— begin —
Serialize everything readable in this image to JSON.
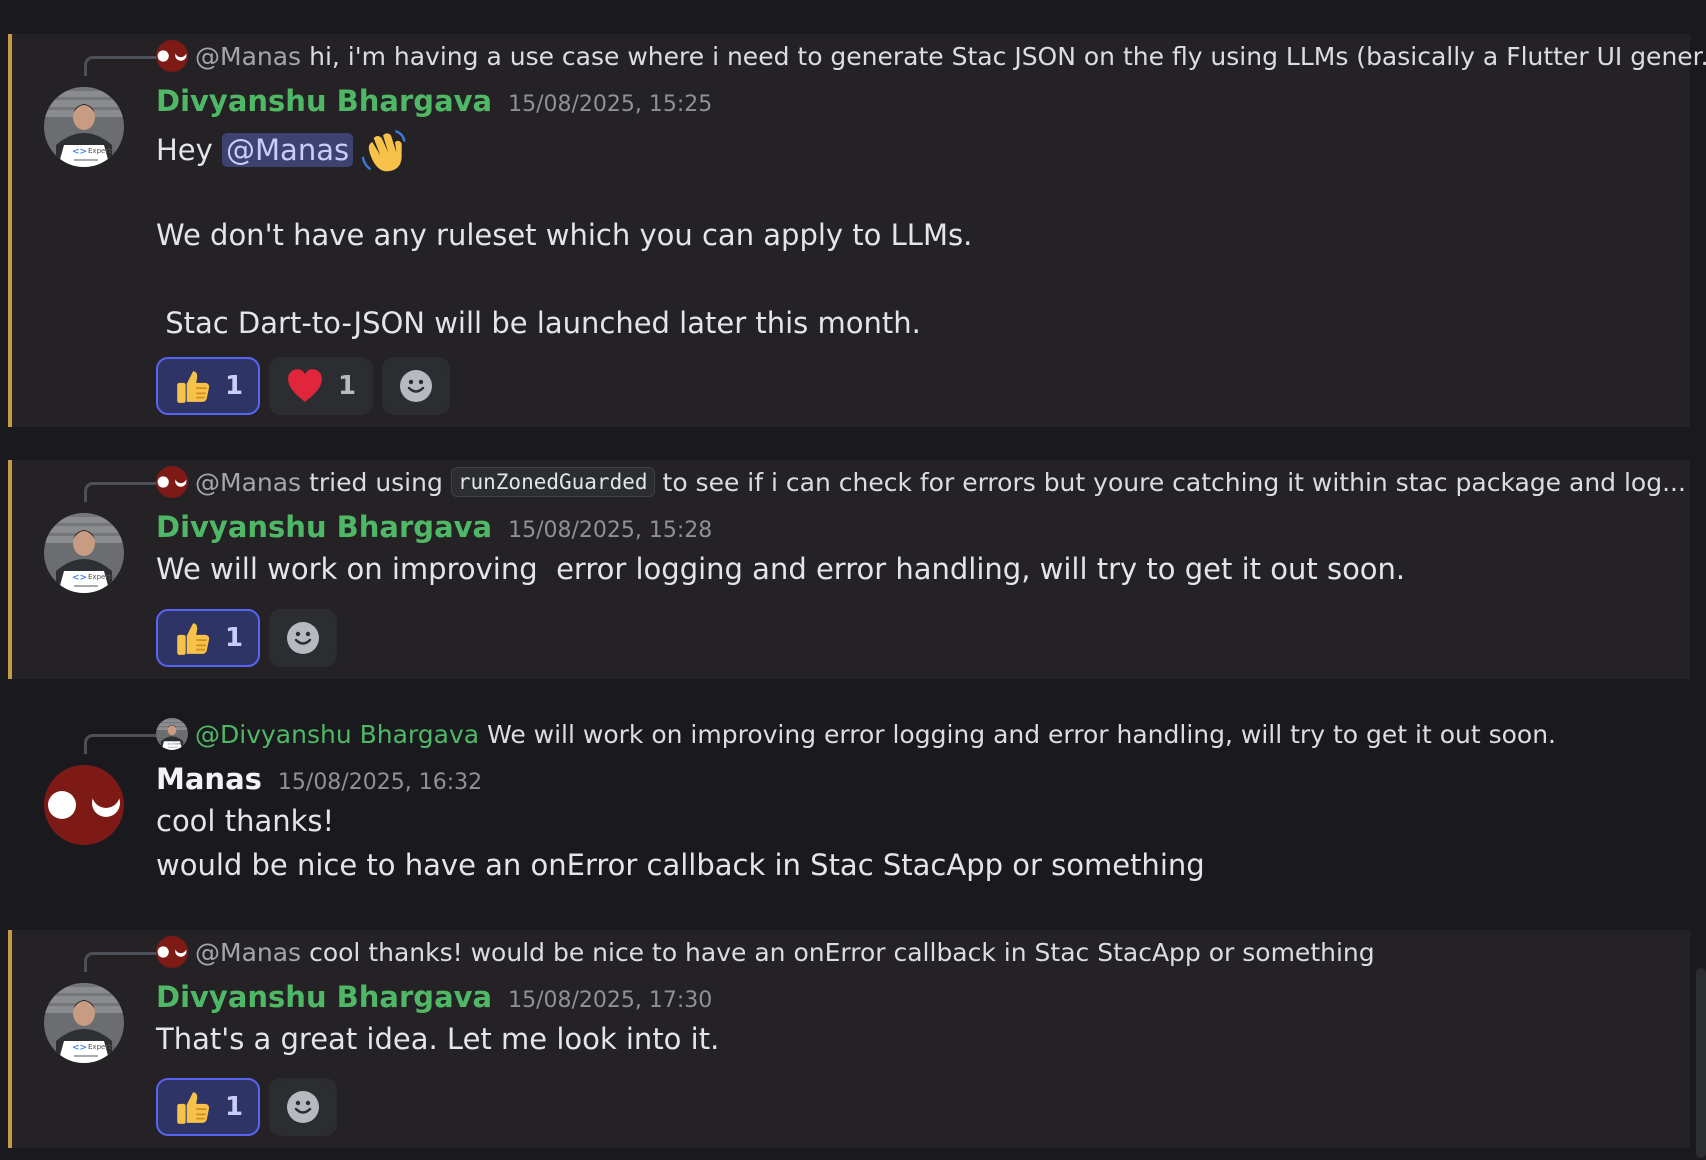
{
  "messages": [
    {
      "reply": {
        "name": "@Manas",
        "text": "hi, i'm having a use case where i need to generate Stac JSON on the fly using LLMs (basically a Flutter UI gener..."
      },
      "author": "Divyanshu Bhargava",
      "timestamp": "15/08/2025, 15:25",
      "body": {
        "line1_prefix": "Hey ",
        "line1_mention": "@Manas",
        "line1_emoji": "👋",
        "line2": "We don't have any ruleset which you can apply to LLMs.",
        "line3": " Stac Dart-to-JSON will be launched later this month."
      },
      "reactions": [
        {
          "emoji": "thumbs-up",
          "count": "1",
          "active": true
        },
        {
          "emoji": "heart",
          "count": "1",
          "active": false
        }
      ]
    },
    {
      "reply": {
        "name": "@Manas",
        "text_before": "tried using",
        "code": "runZonedGuarded",
        "text_after": "to see if i can check for errors but youre  catching it within stac package  and log..."
      },
      "author": "Divyanshu Bhargava",
      "timestamp": "15/08/2025, 15:28",
      "body": {
        "line1": "We will work on improving  error logging and error handling, will try to get it out soon."
      },
      "reactions": [
        {
          "emoji": "thumbs-up",
          "count": "1",
          "active": true
        }
      ]
    },
    {
      "reply": {
        "name": "@Divyanshu Bhargava",
        "text": "We will work on improving  error logging and error handling, will try to get it out soon."
      },
      "author": "Manas",
      "timestamp": "15/08/2025, 16:32",
      "body": {
        "line1": "cool thanks!",
        "line2": "would be nice to have an onError callback in Stac StacApp or something"
      },
      "reactions": []
    },
    {
      "reply": {
        "name": "@Manas",
        "text": "cool thanks! would be nice to have an onError callback in Stac StacApp or something"
      },
      "author": "Divyanshu Bhargava",
      "timestamp": "15/08/2025, 17:30",
      "body": {
        "line1": "That's a great idea. Let me look into it."
      },
      "reactions": [
        {
          "emoji": "thumbs-up",
          "count": "1",
          "active": true
        }
      ]
    }
  ],
  "avatar_text": "Experts",
  "icons": {
    "add_reaction": "smiley-face-icon",
    "thumbs_up": "thumbs-up-emoji",
    "heart": "heart-emoji",
    "wave": "waving-hand-emoji"
  },
  "colors": {
    "mention_bar": "#c59a46",
    "author_green": "#4fb866",
    "mention_pill": "#3d4270",
    "active_reaction_border": "#5865f2"
  }
}
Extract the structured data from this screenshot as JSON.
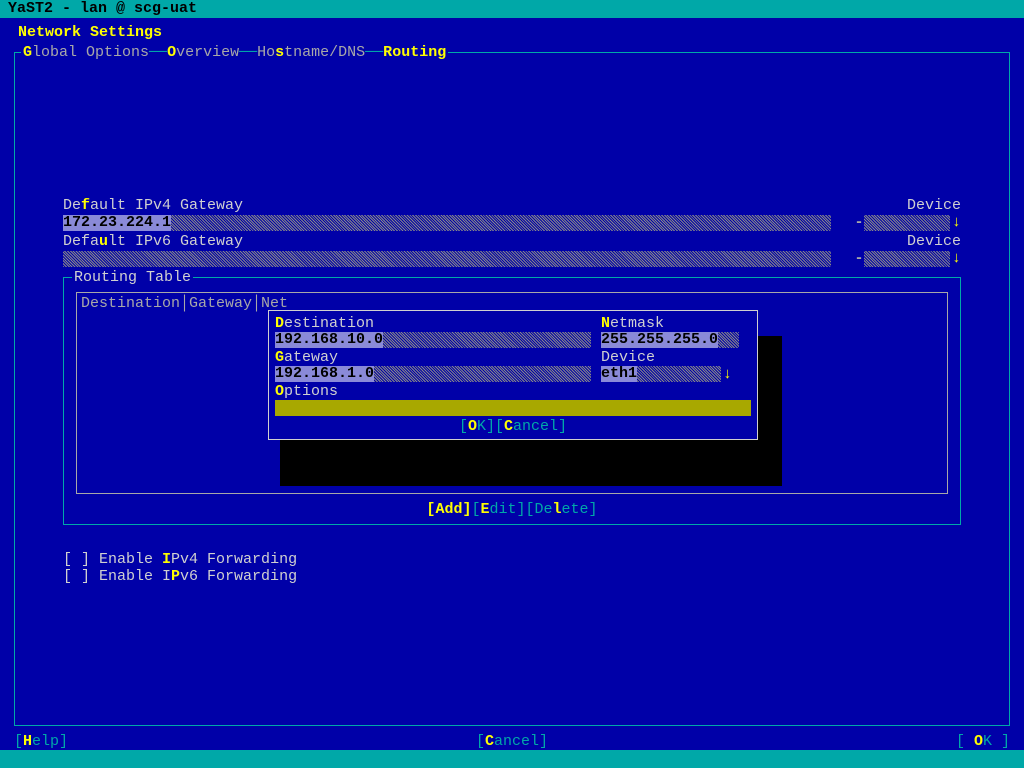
{
  "titlebar": "YaST2 - lan @ scg-uat",
  "page_title": "Network Settings",
  "tabs": {
    "pre1": "G",
    "label1": "lobal Options",
    "pre2": "O",
    "label2": "verview",
    "pre3": "Ho",
    "hot3": "s",
    "post3": "tname/DNS",
    "hot4": "R",
    "label4": "outing",
    "sep": "──"
  },
  "gateway": {
    "ipv4_pre": "De",
    "ipv4_hot": "f",
    "ipv4_post": "ault IPv4 Gateway",
    "ipv4_value": "172.23.224.1",
    "ipv6_pre": "Defa",
    "ipv6_hot": "u",
    "ipv6_post": "lt IPv6 Gateway",
    "device_label": "Device",
    "dash": "-",
    "arrow": "↓"
  },
  "routing": {
    "title": "Routing Table",
    "headers": "Destination│Gateway│Netmask│Device│Options",
    "add_lb": "[",
    "add_hot": "A",
    "add_post": "dd]",
    "edit_lb": "[",
    "edit_hot": "E",
    "edit_post": "dit]",
    "del_lb": "[De",
    "del_hot": "l",
    "del_post": "ete]"
  },
  "checks": {
    "c1_pre": "[ ] Enable ",
    "c1_hot": "I",
    "c1_post": "Pv4 Forwarding",
    "c2_pre": "[ ] Enable I",
    "c2_hot": "P",
    "c2_post": "v6 Forwarding"
  },
  "bottom": {
    "help_lb": "[",
    "help_hot": "H",
    "help_post": "elp]",
    "cancel_lb": "[",
    "cancel_hot": "C",
    "cancel_post": "ancel]",
    "ok_lb": "[ ",
    "ok_hot": "O",
    "ok_post": "K ]"
  },
  "modal": {
    "dest_pre": "",
    "dest_hot": "D",
    "dest_post": "estination",
    "dest_value": "192.168.10.0",
    "nm_pre": "",
    "nm_hot": "N",
    "nm_post": "etmask",
    "nm_value": "255.255.255.0",
    "gw_pre": "",
    "gw_hot": "G",
    "gw_post": "ateway",
    "gw_value": "192.168.1.0",
    "dev_label": "Device",
    "dev_value": "eth1",
    "opts_pre": "",
    "opts_hot": "O",
    "opts_post": "ptions",
    "ok_lb": "[",
    "ok_hot": "O",
    "ok_post": "K]",
    "cancel_lb": "[",
    "cancel_hot": "C",
    "cancel_post": "ancel]",
    "arrow": "↓"
  }
}
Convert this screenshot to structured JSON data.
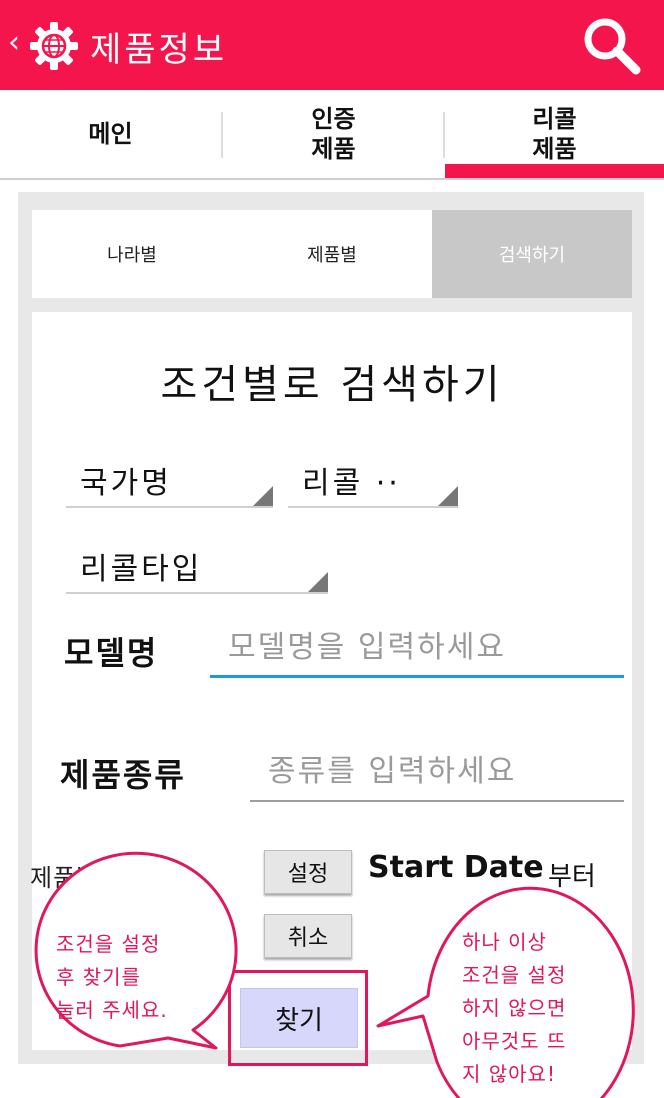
{
  "app_bar": {
    "title": "제품정보",
    "back_glyph": "‹",
    "logo_icon": "gear-globe-icon",
    "search_icon": "search-icon",
    "color": "#f5154d"
  },
  "main_tabs": [
    {
      "label": "메인"
    },
    {
      "label": "인증\n제품"
    },
    {
      "label": "리콜\n제품",
      "active": true
    }
  ],
  "sub_tabs": [
    {
      "label": "나라별"
    },
    {
      "label": "제품별"
    },
    {
      "label": "검색하기",
      "active": true
    }
  ],
  "form": {
    "title": "조건별로 검색하기",
    "spinners": [
      {
        "selected": "국가명"
      },
      {
        "selected": "리콜 ··"
      },
      {
        "selected": "리콜타입"
      }
    ],
    "model": {
      "label": "모델명",
      "value": "",
      "placeholder": "모델명을 입력하세요"
    },
    "product_type": {
      "label": "제품종류",
      "value": "",
      "placeholder": "종류를 입력하세요"
    },
    "issue_date": {
      "label": "제품발행일자",
      "set_button": "설정",
      "start_date": "Start Date",
      "suffix": "부터",
      "cancel_button": "취소"
    },
    "find_button": "찾기"
  },
  "annotations": {
    "left_bubble": "조건을 설정\n후 찾기를\n눌러 주세요.",
    "right_bubble": "하나 이상\n조건을 설정\n하지 않으면\n아무것도 뜨\n지 않아요!",
    "color": "#e0175a"
  }
}
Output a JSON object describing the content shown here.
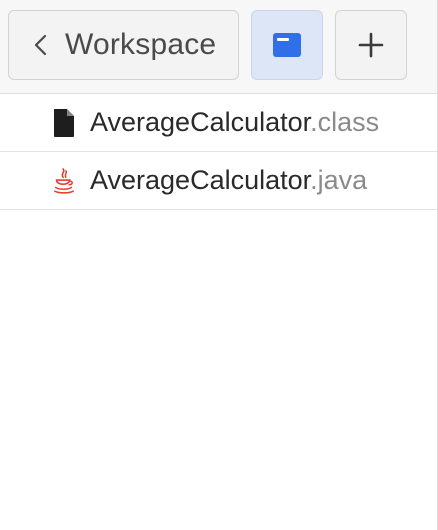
— end —
Stated task: Without the pictures, reproduce every line of the records above exactly.

Written answer:
Serialize everything readable in this image to JSON.
{
  "messages": [
    {
      "reply": {
        "name": "@Manas",
        "text": "hi, i'm having a use case where i need to generate Stac JSON on the fly using LLMs (basically a Flutter UI gener..."
      },
      "author": "Divyanshu Bhargava",
      "timestamp": "15/08/2025, 15:25",
      "body": {
        "line1_prefix": "Hey ",
        "line1_mention": "@Manas",
        "line1_emoji": "👋",
        "line2": "We don't have any ruleset which you can apply to LLMs.",
        "line3": " Stac Dart-to-JSON will be launched later this month."
      },
      "reactions": [
        {
          "emoji": "thumbs-up",
          "count": "1",
          "active": true
        },
        {
          "emoji": "heart",
          "count": "1",
          "active": false
        }
      ]
    },
    {
      "reply": {
        "name": "@Manas",
        "text_before": "tried using",
        "code": "runZonedGuarded",
        "text_after": "to see if i can check for errors but youre  catching it within stac package  and log..."
      },
      "author": "Divyanshu Bhargava",
      "timestamp": "15/08/2025, 15:28",
      "body": {
        "line1": "We will work on improving  error logging and error handling, will try to get it out soon."
      },
      "reactions": [
        {
          "emoji": "thumbs-up",
          "count": "1",
          "active": true
        }
      ]
    },
    {
      "reply": {
        "name": "@Divyanshu Bhargava",
        "text": "We will work on improving  error logging and error handling, will try to get it out soon."
      },
      "author": "Manas",
      "timestamp": "15/08/2025, 16:32",
      "body": {
        "line1": "cool thanks!",
        "line2": "would be nice to have an onError callback in Stac StacApp or something"
      },
      "reactions": []
    },
    {
      "reply": {
        "name": "@Manas",
        "text": "cool thanks! would be nice to have an onError callback in Stac StacApp or something"
      },
      "author": "Divyanshu Bhargava",
      "timestamp": "15/08/2025, 17:30",
      "body": {
        "line1": "That's a great idea. Let me look into it."
      },
      "reactions": [
        {
          "emoji": "thumbs-up",
          "count": "1",
          "active": true
        }
      ]
    }
  ],
  "avatar_text": "Experts",
  "icons": {
    "add_reaction": "smiley-face-icon",
    "thumbs_up": "thumbs-up-emoji",
    "heart": "heart-emoji",
    "wave": "waving-hand-emoji"
  },
  "colors": {
    "mention_bar": "#c59a46",
    "author_green": "#4fb866",
    "mention_pill": "#3d4270",
    "active_reaction_border": "#5865f2"
  }
}
Extract the structured data from this screenshot as JSON.
{
  "titlebar": "YaST2 - lan @ scg-uat",
  "page_title": "Network Settings",
  "tabs": {
    "pre1": "G",
    "label1": "lobal Options",
    "pre2": "O",
    "label2": "verview",
    "pre3": "Ho",
    "hot3": "s",
    "post3": "tname/DNS",
    "hot4": "R",
    "label4": "outing",
    "sep": "──"
  },
  "gateway": {
    "ipv4_pre": "De",
    "ipv4_hot": "f",
    "ipv4_post": "ault IPv4 Gateway",
    "ipv4_value": "172.23.224.1",
    "ipv6_pre": "Defa",
    "ipv6_hot": "u",
    "ipv6_post": "lt IPv6 Gateway",
    "device_label": "Device",
    "dash": "-",
    "arrow": "↓"
  },
  "routing": {
    "title": "Routing Table",
    "headers": "Destination│Gateway│Netmask│Device│Options",
    "add_lb": "[",
    "add_hot": "A",
    "add_post": "dd]",
    "edit_lb": "[",
    "edit_hot": "E",
    "edit_post": "dit]",
    "del_lb": "[De",
    "del_hot": "l",
    "del_post": "ete]"
  },
  "checks": {
    "c1_pre": "[ ] Enable ",
    "c1_hot": "I",
    "c1_post": "Pv4 Forwarding",
    "c2_pre": "[ ] Enable I",
    "c2_hot": "P",
    "c2_post": "v6 Forwarding"
  },
  "bottom": {
    "help_lb": "[",
    "help_hot": "H",
    "help_post": "elp]",
    "cancel_lb": "[",
    "cancel_hot": "C",
    "cancel_post": "ancel]",
    "ok_lb": "[ ",
    "ok_hot": "O",
    "ok_post": "K ]"
  },
  "modal": {
    "dest_pre": "",
    "dest_hot": "D",
    "dest_post": "estination",
    "dest_value": "192.168.10.0",
    "nm_pre": "",
    "nm_hot": "N",
    "nm_post": "etmask",
    "nm_value": "255.255.255.0",
    "gw_pre": "",
    "gw_hot": "G",
    "gw_post": "ateway",
    "gw_value": "192.168.1.0",
    "dev_label": "Device",
    "dev_value": "eth1",
    "opts_pre": "",
    "opts_hot": "O",
    "opts_post": "ptions",
    "ok_lb": "[",
    "ok_hot": "O",
    "ok_post": "K]",
    "cancel_lb": "[",
    "cancel_hot": "C",
    "cancel_post": "ancel]",
    "arrow": "↓"
  }
}
Convert this screenshot to structured JSON data.
{
  "app_bar": {
    "title": "제품정보",
    "back_glyph": "‹",
    "logo_icon": "gear-globe-icon",
    "search_icon": "search-icon",
    "color": "#f5154d"
  },
  "main_tabs": [
    {
      "label": "메인"
    },
    {
      "label": "인증\n제품"
    },
    {
      "label": "리콜\n제품",
      "active": true
    }
  ],
  "sub_tabs": [
    {
      "label": "나라별"
    },
    {
      "label": "제품별"
    },
    {
      "label": "검색하기",
      "active": true
    }
  ],
  "form": {
    "title": "조건별로 검색하기",
    "spinners": [
      {
        "selected": "국가명"
      },
      {
        "selected": "리콜 ··"
      },
      {
        "selected": "리콜타입"
      }
    ],
    "model": {
      "label": "모델명",
      "value": "",
      "placeholder": "모델명을 입력하세요"
    },
    "product_type": {
      "label": "제품종류",
      "value": "",
      "placeholder": "종류를 입력하세요"
    },
    "issue_date": {
      "label": "제품발행일자",
      "set_button": "설정",
      "start_date": "Start Date",
      "suffix": "부터",
      "cancel_button": "취소"
    },
    "find_button": "찾기"
  },
  "annotations": {
    "left_bubble": "조건을 설정\n후 찾기를\n눌러 주세요.",
    "right_bubble": "하나 이상\n조건을 설정\n하지 않으면\n아무것도 뜨\n지 않아요!",
    "color": "#e0175a"
  }
}
Output a JSON object describing the content shown here.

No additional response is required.